[REQUIREMENT]:
Track down every line below that holds "link" and copy it.

[SUPPLIED MATERIAL]:
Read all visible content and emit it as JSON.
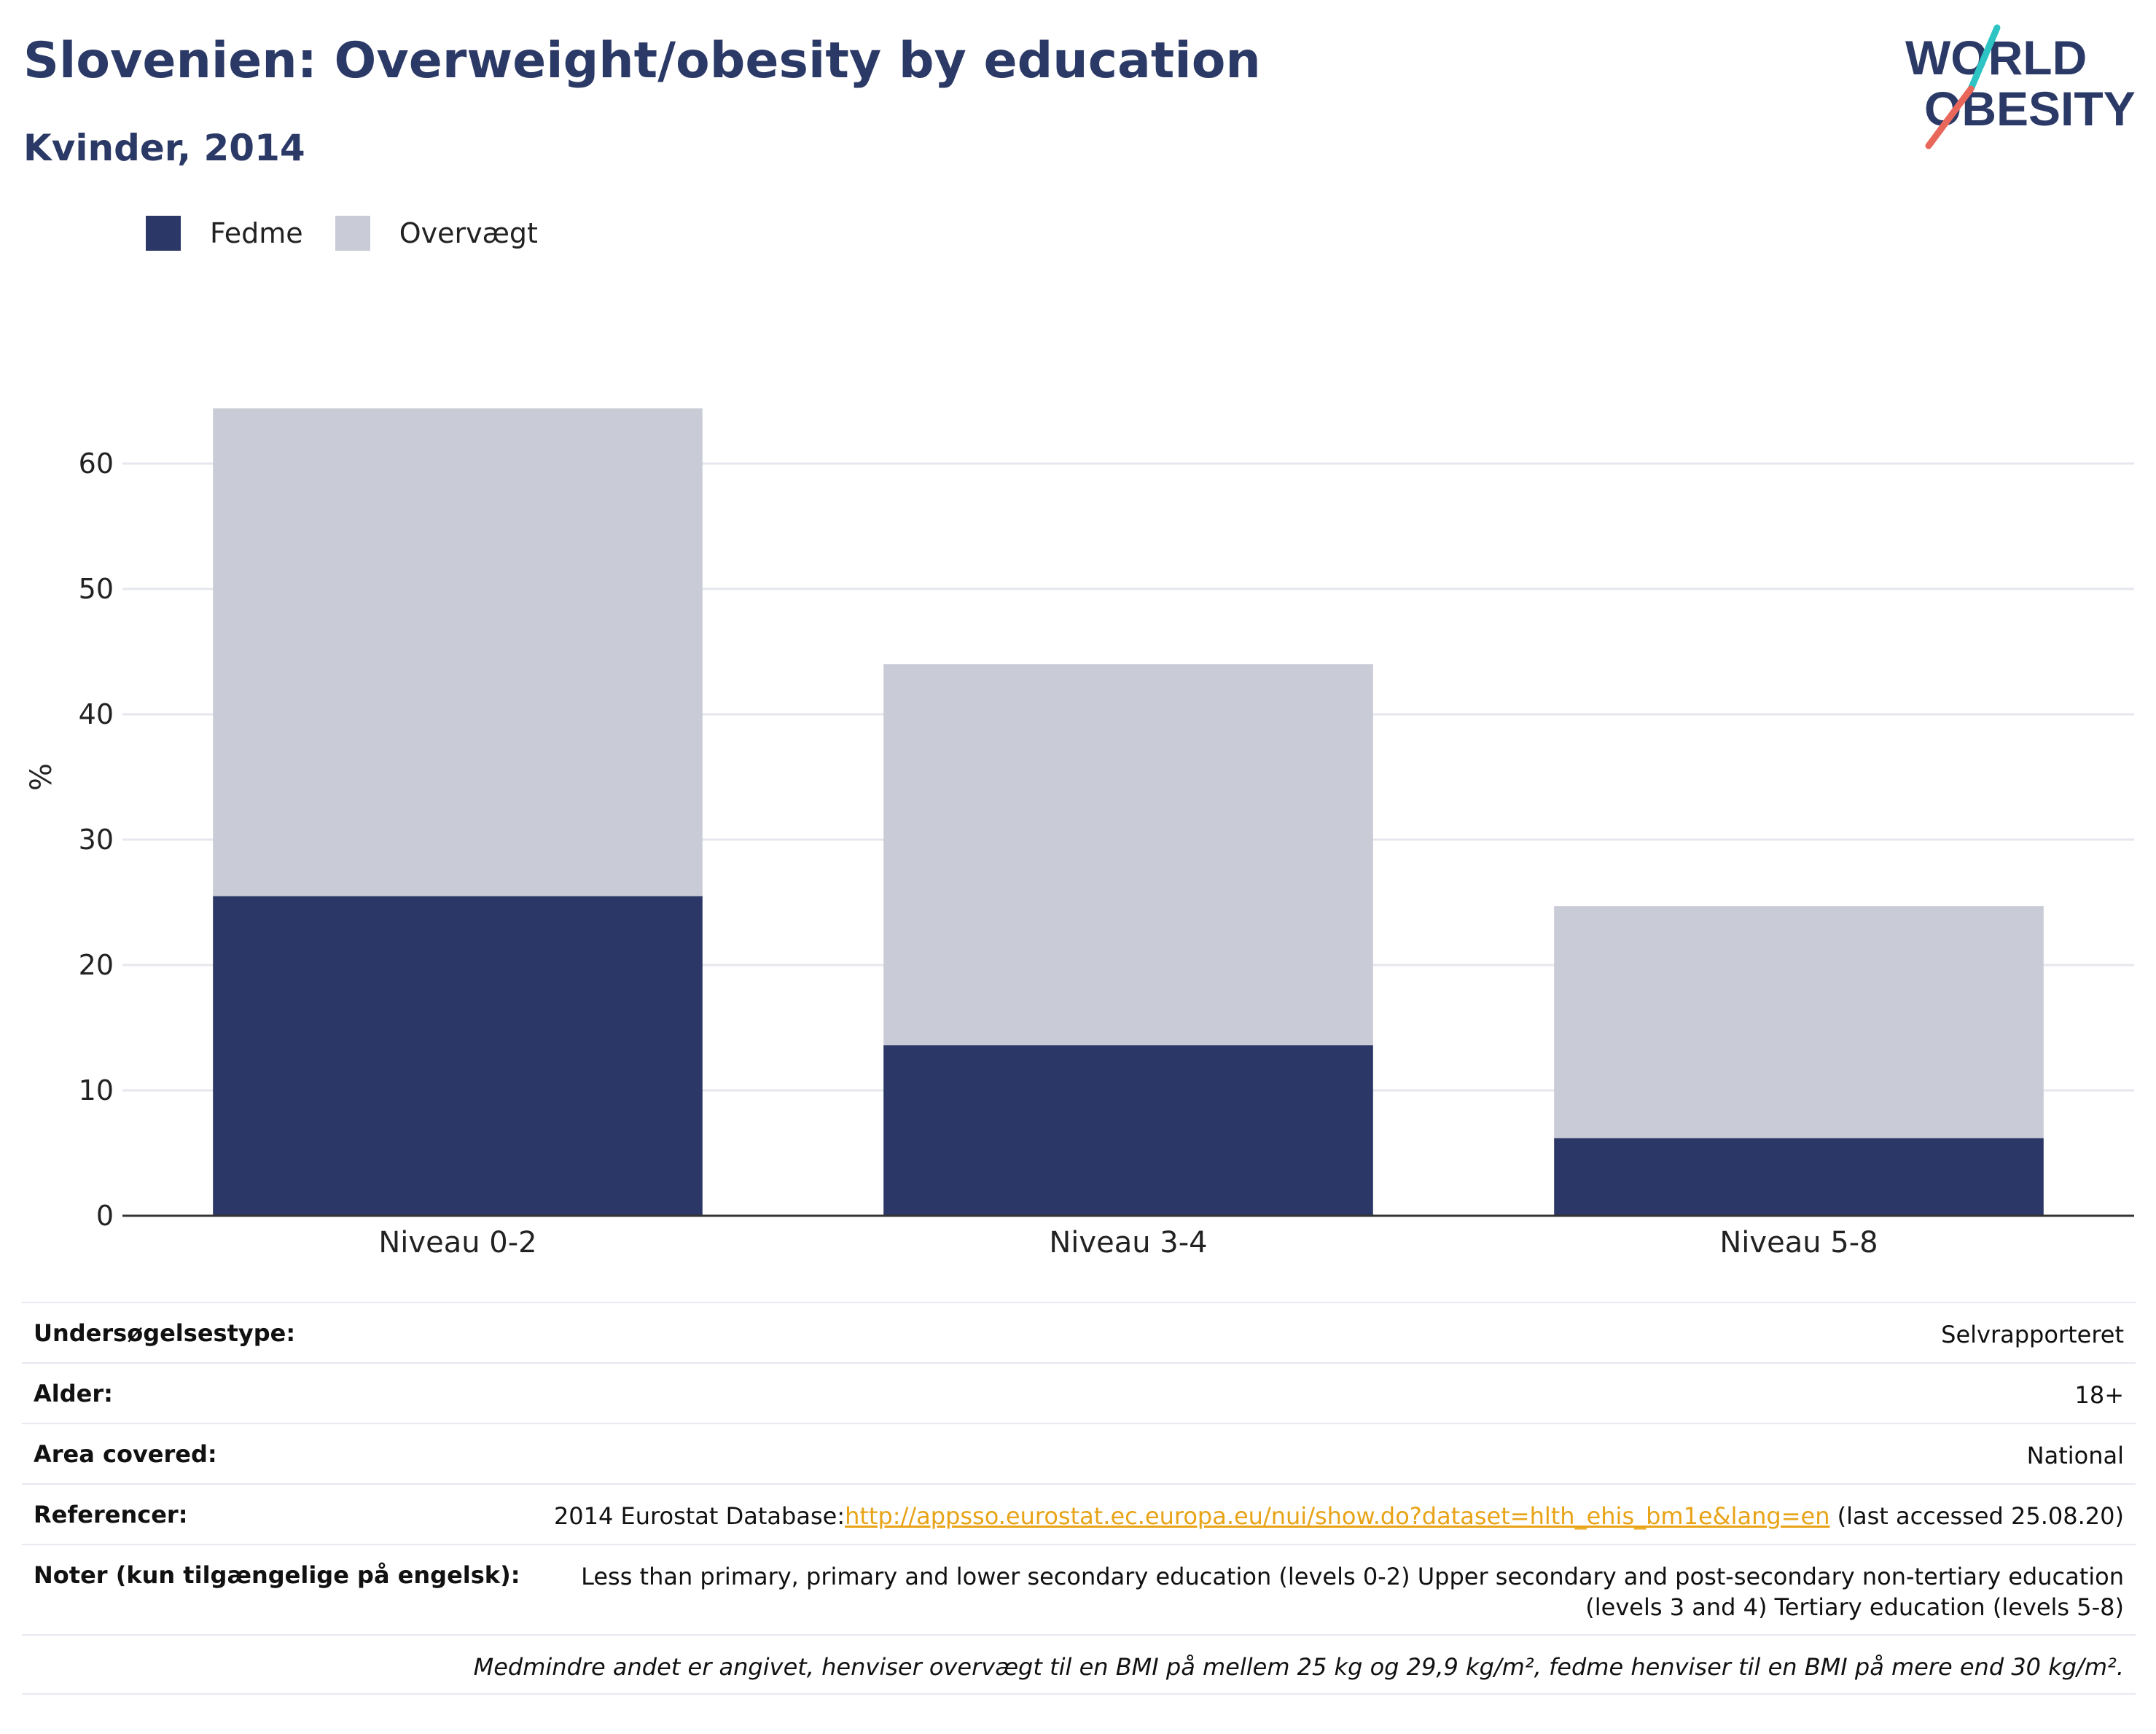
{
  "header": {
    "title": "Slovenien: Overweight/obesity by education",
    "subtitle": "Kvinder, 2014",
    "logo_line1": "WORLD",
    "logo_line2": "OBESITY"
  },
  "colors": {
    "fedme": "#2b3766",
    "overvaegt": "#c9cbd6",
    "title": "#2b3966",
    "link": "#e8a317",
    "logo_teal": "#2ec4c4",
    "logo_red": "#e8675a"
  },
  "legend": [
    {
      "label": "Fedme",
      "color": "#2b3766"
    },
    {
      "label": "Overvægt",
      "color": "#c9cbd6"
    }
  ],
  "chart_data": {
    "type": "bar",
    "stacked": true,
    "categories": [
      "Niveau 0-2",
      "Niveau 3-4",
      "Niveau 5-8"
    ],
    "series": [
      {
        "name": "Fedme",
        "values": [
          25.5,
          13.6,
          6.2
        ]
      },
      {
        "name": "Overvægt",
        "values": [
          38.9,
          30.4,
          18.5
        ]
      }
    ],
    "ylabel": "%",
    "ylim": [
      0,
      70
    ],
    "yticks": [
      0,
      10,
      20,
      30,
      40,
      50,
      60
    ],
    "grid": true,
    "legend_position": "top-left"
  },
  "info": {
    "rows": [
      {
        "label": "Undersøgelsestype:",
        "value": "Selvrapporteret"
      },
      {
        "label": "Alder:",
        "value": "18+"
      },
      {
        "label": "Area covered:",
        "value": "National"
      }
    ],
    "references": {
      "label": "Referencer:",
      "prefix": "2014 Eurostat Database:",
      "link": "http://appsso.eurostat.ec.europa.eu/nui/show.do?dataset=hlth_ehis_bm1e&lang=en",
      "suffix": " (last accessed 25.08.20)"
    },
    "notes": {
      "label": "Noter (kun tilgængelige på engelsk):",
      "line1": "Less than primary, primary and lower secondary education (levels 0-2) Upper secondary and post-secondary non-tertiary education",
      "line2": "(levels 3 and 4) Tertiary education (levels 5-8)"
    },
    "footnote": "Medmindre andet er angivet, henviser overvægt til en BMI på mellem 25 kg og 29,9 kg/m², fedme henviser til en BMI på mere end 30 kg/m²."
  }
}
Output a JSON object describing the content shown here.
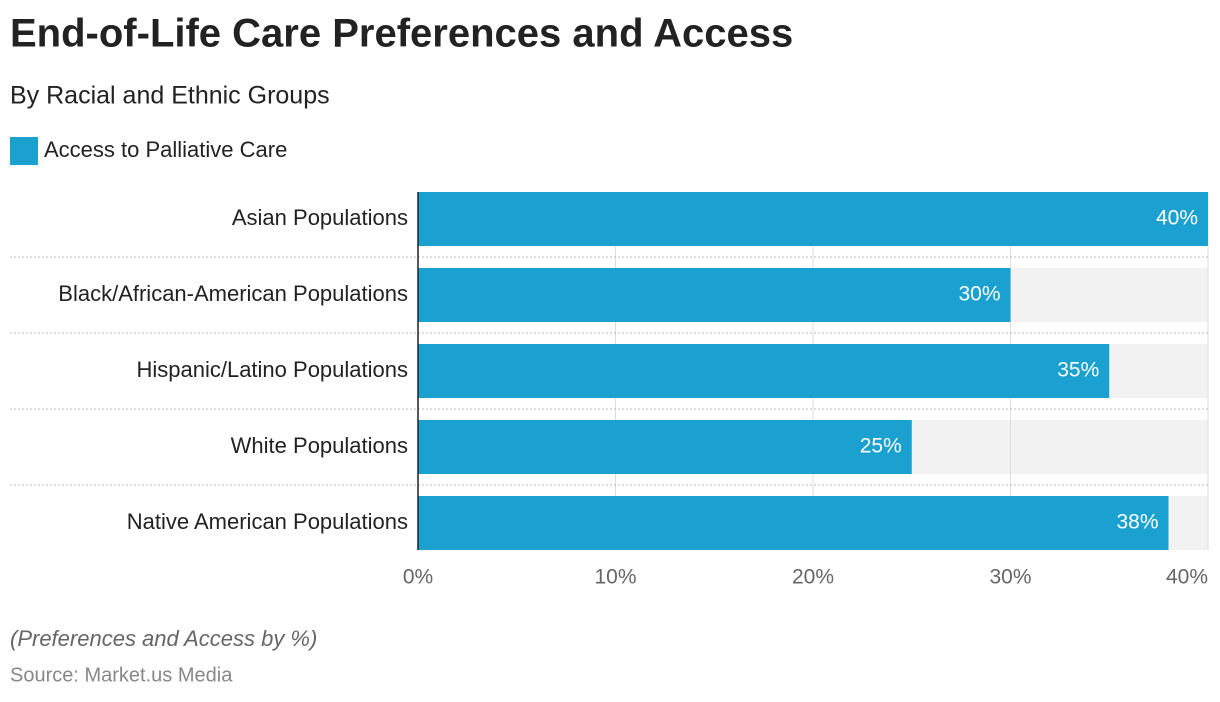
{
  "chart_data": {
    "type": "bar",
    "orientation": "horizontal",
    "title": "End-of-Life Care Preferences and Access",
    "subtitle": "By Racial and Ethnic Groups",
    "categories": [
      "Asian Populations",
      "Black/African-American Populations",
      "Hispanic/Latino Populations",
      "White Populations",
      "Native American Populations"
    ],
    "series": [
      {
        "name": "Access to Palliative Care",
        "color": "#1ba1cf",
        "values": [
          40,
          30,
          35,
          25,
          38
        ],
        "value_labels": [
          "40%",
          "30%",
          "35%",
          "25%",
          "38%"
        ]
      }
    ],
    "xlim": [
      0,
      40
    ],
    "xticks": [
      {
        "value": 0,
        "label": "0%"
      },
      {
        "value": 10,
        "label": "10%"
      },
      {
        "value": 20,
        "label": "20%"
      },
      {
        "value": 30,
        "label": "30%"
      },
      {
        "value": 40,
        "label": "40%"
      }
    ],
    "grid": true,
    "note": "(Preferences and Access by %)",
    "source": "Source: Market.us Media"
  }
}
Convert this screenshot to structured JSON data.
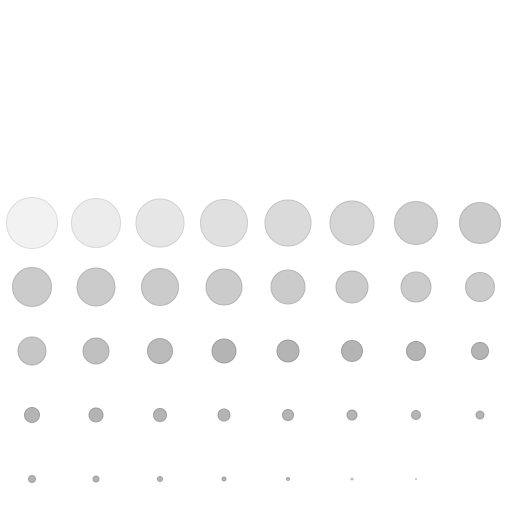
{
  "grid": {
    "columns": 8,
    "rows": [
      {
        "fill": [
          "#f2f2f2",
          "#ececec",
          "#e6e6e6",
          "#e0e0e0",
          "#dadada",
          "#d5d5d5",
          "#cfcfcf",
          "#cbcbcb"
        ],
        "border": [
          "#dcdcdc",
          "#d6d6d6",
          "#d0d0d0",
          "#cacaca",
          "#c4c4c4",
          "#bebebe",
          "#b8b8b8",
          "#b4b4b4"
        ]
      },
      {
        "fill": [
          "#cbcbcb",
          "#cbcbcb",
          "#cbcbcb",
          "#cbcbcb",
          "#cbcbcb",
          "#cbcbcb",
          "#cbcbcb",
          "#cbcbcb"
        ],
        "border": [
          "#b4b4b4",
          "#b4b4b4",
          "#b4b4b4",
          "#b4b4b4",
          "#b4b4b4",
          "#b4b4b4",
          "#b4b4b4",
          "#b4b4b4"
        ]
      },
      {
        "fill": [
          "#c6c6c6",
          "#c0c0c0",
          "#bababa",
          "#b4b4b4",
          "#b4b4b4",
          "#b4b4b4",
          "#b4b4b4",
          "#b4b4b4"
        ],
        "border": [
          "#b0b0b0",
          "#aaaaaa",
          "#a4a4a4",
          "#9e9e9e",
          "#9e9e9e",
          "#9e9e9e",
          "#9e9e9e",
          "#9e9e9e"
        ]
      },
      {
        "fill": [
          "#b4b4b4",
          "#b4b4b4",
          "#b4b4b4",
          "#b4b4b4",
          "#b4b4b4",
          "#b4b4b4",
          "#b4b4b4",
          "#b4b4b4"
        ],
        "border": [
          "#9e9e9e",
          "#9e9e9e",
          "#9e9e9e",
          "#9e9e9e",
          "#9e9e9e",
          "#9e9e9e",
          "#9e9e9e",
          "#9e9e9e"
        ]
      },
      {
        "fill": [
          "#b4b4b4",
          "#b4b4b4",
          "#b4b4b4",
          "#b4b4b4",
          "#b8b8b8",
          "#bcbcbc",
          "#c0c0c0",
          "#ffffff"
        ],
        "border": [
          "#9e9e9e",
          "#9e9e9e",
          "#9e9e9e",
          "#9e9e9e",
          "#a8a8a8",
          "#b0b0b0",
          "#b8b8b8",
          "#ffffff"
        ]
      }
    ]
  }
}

[WORKED ANSWER]:
    "link": "#e8a317",
      "link": "http://appsso.eurostat.ec.europa.eu/nui/show.do?dataset=hlth_ehis_bm1e&lang=en",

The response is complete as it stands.